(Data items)
----
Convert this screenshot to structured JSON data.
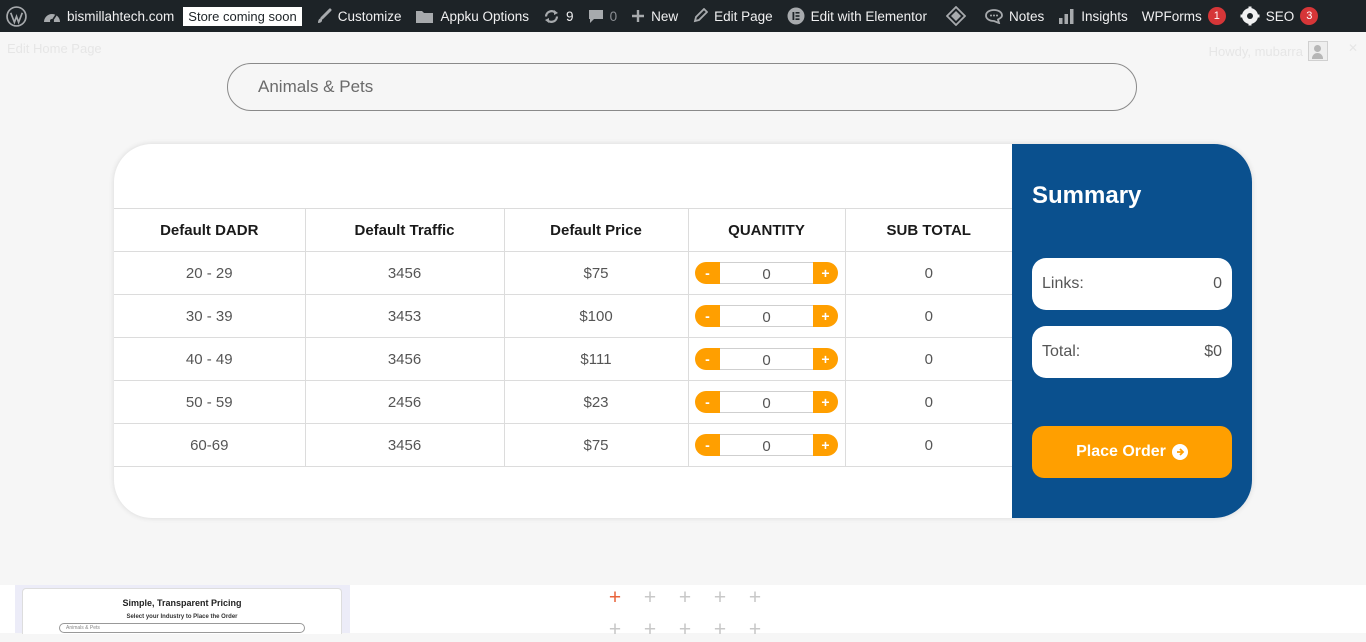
{
  "adminbar": {
    "site_name": "bismillahtech.com",
    "store_badge": "Store coming soon",
    "customize": "Customize",
    "appku_options": "Appku Options",
    "updates_count": "9",
    "comments_count": "0",
    "new": "New",
    "edit_page": "Edit Page",
    "edit_elementor": "Edit with Elementor",
    "notes": "Notes",
    "insights": "Insights",
    "wpforms": "WPForms",
    "wpforms_badge": "1",
    "seo": "SEO",
    "seo_badge": "3"
  },
  "page": {
    "edit_link": "Edit Home Page",
    "howdy": "Howdy, mubarra"
  },
  "industry_select": {
    "value": "Animals & Pets"
  },
  "table": {
    "headers": [
      "Default DADR",
      "Default Traffic",
      "Default Price",
      "QUANTITY",
      "SUB TOTAL"
    ],
    "rows": [
      {
        "dadr": "20 - 29",
        "traffic": "3456",
        "price": "$75",
        "qty": "0",
        "subtotal": "0"
      },
      {
        "dadr": "30 - 39",
        "traffic": "3453",
        "price": "$100",
        "qty": "0",
        "subtotal": "0"
      },
      {
        "dadr": "40 - 49",
        "traffic": "3456",
        "price": "$111",
        "qty": "0",
        "subtotal": "0"
      },
      {
        "dadr": "50 - 59",
        "traffic": "2456",
        "price": "$23",
        "qty": "0",
        "subtotal": "0"
      },
      {
        "dadr": "60-69",
        "traffic": "3456",
        "price": "$75",
        "qty": "0",
        "subtotal": "0"
      }
    ],
    "minus_label": "-",
    "plus_label": "+"
  },
  "summary": {
    "title": "Summary",
    "links_label": "Links:",
    "links_value": "0",
    "total_label": "Total:",
    "total_value": "$0",
    "place_order": "Place Order"
  },
  "preview": {
    "title": "Simple, Transparent Pricing",
    "subtitle": "Select your Industry to Place the Order",
    "input_value": "Animals & Pets"
  },
  "colors": {
    "adminbar_bg": "#1d2327",
    "summary_bg": "#0a508e",
    "accent_orange": "#ff9f00",
    "badge_red": "#d63638"
  }
}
----
Set the listing down in full and exactly. Pictures within it should not appear in the copy.

## RESPONSE BELOW
Convert this screenshot to structured JSON data.
{
  "adminbar": {
    "site_name": "bismillahtech.com",
    "store_badge": "Store coming soon",
    "customize": "Customize",
    "appku_options": "Appku Options",
    "updates_count": "9",
    "comments_count": "0",
    "new": "New",
    "edit_page": "Edit Page",
    "edit_elementor": "Edit with Elementor",
    "notes": "Notes",
    "insights": "Insights",
    "wpforms": "WPForms",
    "wpforms_badge": "1",
    "seo": "SEO",
    "seo_badge": "3"
  },
  "page": {
    "edit_link": "Edit Home Page",
    "howdy": "Howdy, mubarra"
  },
  "industry_select": {
    "value": "Animals & Pets"
  },
  "table": {
    "headers": [
      "Default DADR",
      "Default Traffic",
      "Default Price",
      "QUANTITY",
      "SUB TOTAL"
    ],
    "rows": [
      {
        "dadr": "20 - 29",
        "traffic": "3456",
        "price": "$75",
        "qty": "0",
        "subtotal": "0"
      },
      {
        "dadr": "30 - 39",
        "traffic": "3453",
        "price": "$100",
        "qty": "0",
        "subtotal": "0"
      },
      {
        "dadr": "40 - 49",
        "traffic": "3456",
        "price": "$111",
        "qty": "0",
        "subtotal": "0"
      },
      {
        "dadr": "50 - 59",
        "traffic": "2456",
        "price": "$23",
        "qty": "0",
        "subtotal": "0"
      },
      {
        "dadr": "60-69",
        "traffic": "3456",
        "price": "$75",
        "qty": "0",
        "subtotal": "0"
      }
    ],
    "minus_label": "-",
    "plus_label": "+"
  },
  "summary": {
    "title": "Summary",
    "links_label": "Links:",
    "links_value": "0",
    "total_label": "Total:",
    "total_value": "$0",
    "place_order": "Place Order"
  },
  "preview": {
    "title": "Simple, Transparent Pricing",
    "subtitle": "Select your Industry to Place the Order",
    "input_value": "Animals & Pets"
  },
  "colors": {
    "adminbar_bg": "#1d2327",
    "summary_bg": "#0a508e",
    "accent_orange": "#ff9f00",
    "badge_red": "#d63638"
  }
}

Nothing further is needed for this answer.